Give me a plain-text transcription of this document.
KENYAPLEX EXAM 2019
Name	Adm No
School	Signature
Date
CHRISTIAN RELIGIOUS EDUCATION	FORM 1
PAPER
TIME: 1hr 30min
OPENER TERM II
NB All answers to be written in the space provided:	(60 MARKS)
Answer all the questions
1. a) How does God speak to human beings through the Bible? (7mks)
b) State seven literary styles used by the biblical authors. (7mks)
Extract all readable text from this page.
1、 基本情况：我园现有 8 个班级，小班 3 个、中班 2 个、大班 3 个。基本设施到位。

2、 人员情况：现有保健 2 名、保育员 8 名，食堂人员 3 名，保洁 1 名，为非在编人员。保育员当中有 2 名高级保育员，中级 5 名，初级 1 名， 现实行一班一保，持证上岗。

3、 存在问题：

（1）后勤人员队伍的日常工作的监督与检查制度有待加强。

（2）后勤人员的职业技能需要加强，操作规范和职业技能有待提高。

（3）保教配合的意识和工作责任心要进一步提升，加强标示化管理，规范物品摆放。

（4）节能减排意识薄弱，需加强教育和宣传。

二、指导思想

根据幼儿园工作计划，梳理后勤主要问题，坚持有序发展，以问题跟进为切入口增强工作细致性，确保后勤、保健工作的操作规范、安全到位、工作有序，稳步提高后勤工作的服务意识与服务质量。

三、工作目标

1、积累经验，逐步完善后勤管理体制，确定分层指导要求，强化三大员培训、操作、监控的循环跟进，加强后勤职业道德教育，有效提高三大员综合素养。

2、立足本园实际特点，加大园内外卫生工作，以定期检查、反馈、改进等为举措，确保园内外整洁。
--*--
Produce an exact copy of the whole listing.

Give me a plain-text transcription of this document.
KENYAPLEX EXAM 2019
Name	Adm No
School	Signature
Date
CHRISTIAN RELIGIOUS EDUCATION	FORM 1
PAPER
TIME: 1hr 30min
OPENER TERM II
NB All answers to be written in the space provided:	(60 MARKS)
Answer all the questions
1. a) How does God speak to human beings through the Bible? (7mks)
b) State seven literary styles used by the biblical authors. (7mks)
Extract all readable text from this page.
1、 基本情况：我园现有 8 个班级，小班 3 个、中班 2 个、大班 3 个。基本设施到位。

2、 人员情况：现有保健 2 名、保育员 8 名，食堂人员 3 名，保洁 1 名，为非在编人员。保育员当中有 2 名高级保育员，中级 5 名，初级 1 名， 现实行一班一保，持证上岗。

3、 存在问题：

（1）后勤人员队伍的日常工作的监督与检查制度有待加强。

（2）后勤人员的职业技能需要加强，操作规范和职业技能有待提高。

（3）保教配合的意识和工作责任心要进一步提升，加强标示化管理，规范物品摆放。

（4）节能减排意识薄弱，需加强教育和宣传。

二、指导思想

根据幼儿园工作计划，梳理后勤主要问题，坚持有序发展，以问题跟进为切入口增强工作细致性，确保后勤、保健工作的操作规范、安全到位、工作有序，稳步提高后勤工作的服务意识与服务质量。

三、工作目标

1、积累经验，逐步完善后勤管理体制，确定分层指导要求，强化三大员培训、操作、监控的循环跟进，加强后勤职业道德教育，有效提高三大员综合素养。

2、立足本园实际特点，加大园内外卫生工作，以定期检查、反馈、改进等为举措，确保园内外整洁。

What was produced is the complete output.